## Given request
Pick out the lines in the listing below that contain the word "name" and copy them.

Records from a data source
┌──
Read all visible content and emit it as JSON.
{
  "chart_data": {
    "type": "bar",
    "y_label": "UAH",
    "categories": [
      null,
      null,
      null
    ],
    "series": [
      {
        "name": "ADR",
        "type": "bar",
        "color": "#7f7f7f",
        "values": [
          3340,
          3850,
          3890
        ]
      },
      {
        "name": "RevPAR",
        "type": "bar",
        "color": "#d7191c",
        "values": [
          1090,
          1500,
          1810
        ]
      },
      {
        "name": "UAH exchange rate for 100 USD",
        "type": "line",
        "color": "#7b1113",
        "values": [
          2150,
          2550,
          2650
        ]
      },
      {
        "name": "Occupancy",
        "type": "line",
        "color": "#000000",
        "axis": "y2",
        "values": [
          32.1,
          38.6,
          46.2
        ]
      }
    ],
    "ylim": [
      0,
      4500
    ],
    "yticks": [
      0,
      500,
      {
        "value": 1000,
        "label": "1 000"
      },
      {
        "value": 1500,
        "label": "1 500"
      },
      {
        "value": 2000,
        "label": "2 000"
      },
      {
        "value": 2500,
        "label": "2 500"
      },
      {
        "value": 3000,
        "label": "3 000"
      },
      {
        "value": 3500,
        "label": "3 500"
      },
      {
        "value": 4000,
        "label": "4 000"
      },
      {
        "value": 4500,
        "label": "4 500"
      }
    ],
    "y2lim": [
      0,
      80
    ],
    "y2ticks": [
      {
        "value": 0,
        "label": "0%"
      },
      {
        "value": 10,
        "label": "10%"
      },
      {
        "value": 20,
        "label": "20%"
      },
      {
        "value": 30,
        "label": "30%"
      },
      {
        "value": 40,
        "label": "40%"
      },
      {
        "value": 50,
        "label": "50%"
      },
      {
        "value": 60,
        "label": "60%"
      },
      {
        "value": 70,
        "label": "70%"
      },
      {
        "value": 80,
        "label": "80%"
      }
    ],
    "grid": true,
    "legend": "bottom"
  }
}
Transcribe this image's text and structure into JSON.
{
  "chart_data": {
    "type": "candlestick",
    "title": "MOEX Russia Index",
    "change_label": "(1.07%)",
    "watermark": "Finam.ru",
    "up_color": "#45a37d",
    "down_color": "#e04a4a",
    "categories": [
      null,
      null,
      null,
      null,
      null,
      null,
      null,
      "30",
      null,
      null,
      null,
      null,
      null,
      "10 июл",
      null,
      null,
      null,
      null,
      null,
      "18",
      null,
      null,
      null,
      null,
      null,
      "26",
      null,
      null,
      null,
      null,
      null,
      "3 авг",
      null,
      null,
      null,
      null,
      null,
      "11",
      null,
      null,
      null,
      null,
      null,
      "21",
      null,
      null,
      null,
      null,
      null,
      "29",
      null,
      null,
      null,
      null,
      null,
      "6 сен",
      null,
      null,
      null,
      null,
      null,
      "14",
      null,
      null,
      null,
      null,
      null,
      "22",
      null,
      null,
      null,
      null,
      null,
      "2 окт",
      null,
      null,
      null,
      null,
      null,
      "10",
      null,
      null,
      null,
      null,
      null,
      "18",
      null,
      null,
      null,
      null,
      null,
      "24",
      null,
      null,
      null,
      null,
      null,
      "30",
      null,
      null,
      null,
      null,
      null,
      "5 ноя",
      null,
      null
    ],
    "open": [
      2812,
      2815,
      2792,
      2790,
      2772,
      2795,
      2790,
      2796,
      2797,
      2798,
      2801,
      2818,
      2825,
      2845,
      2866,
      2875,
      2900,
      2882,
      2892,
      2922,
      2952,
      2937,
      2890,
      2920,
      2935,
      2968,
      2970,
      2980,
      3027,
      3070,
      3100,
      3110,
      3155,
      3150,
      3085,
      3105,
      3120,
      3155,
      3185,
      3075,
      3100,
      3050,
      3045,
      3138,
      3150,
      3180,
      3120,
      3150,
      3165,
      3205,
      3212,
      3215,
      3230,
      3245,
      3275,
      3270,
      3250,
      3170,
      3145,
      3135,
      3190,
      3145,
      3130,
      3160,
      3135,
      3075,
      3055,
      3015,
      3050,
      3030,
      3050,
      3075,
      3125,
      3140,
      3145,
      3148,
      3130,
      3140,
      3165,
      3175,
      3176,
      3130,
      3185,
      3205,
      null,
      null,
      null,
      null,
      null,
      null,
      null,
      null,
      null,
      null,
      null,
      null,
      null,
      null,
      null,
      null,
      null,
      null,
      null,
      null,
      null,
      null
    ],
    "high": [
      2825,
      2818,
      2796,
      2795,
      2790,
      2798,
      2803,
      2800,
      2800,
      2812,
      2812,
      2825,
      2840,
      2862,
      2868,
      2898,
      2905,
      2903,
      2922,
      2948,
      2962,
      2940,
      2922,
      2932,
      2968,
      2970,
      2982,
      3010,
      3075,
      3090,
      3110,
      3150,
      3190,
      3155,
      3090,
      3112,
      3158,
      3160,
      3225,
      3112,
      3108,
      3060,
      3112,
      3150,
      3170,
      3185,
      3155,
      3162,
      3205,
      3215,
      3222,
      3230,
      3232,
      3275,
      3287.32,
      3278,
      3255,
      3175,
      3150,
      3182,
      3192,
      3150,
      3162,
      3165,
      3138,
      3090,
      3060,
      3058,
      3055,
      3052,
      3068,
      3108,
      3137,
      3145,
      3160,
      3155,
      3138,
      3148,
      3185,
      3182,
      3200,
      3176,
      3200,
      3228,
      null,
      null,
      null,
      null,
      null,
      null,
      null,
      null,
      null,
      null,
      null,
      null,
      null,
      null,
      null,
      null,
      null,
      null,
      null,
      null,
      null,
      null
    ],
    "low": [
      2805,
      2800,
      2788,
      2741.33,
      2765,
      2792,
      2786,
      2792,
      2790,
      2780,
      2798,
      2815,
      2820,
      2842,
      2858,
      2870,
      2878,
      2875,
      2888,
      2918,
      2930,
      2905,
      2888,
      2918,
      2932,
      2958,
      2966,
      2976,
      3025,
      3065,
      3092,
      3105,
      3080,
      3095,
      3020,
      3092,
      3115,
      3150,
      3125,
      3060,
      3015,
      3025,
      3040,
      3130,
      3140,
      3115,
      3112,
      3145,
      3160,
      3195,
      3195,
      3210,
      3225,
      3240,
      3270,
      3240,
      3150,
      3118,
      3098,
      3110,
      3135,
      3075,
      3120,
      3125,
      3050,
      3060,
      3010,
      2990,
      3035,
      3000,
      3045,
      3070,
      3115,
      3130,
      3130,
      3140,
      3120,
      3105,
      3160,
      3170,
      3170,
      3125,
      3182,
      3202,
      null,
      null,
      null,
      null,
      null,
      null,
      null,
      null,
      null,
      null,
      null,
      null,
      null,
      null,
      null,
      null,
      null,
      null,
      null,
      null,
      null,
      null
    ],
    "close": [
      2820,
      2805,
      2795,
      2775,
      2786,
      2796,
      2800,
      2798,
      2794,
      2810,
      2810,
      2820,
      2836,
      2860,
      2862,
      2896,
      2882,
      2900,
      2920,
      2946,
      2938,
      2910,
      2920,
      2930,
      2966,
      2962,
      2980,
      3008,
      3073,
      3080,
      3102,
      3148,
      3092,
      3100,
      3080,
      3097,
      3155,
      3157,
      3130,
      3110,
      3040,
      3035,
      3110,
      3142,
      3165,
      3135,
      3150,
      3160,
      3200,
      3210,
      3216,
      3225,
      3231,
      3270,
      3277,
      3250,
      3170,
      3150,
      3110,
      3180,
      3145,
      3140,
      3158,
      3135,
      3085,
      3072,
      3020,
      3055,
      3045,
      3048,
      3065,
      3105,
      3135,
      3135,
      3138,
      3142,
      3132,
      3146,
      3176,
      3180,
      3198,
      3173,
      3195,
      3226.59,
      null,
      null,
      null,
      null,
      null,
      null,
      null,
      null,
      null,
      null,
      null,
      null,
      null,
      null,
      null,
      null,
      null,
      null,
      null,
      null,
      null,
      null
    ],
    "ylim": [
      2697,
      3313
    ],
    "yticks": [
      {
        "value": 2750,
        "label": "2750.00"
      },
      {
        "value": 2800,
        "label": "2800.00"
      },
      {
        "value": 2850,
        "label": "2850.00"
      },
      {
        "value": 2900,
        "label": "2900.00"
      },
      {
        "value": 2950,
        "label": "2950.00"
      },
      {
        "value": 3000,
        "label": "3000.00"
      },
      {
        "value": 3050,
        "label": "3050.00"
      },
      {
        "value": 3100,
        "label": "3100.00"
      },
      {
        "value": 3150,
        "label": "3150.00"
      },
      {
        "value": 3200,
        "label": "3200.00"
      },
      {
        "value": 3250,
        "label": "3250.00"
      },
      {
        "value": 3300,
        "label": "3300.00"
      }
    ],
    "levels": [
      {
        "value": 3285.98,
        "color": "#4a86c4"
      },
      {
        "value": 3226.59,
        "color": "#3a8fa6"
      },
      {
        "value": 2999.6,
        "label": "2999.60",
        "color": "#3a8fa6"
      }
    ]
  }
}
└──
## Task output
        "name": "ADR",
        "name": "RevPAR",
        "name": "UAH exchange rate for 100 USD",
        "name": "Occupancy",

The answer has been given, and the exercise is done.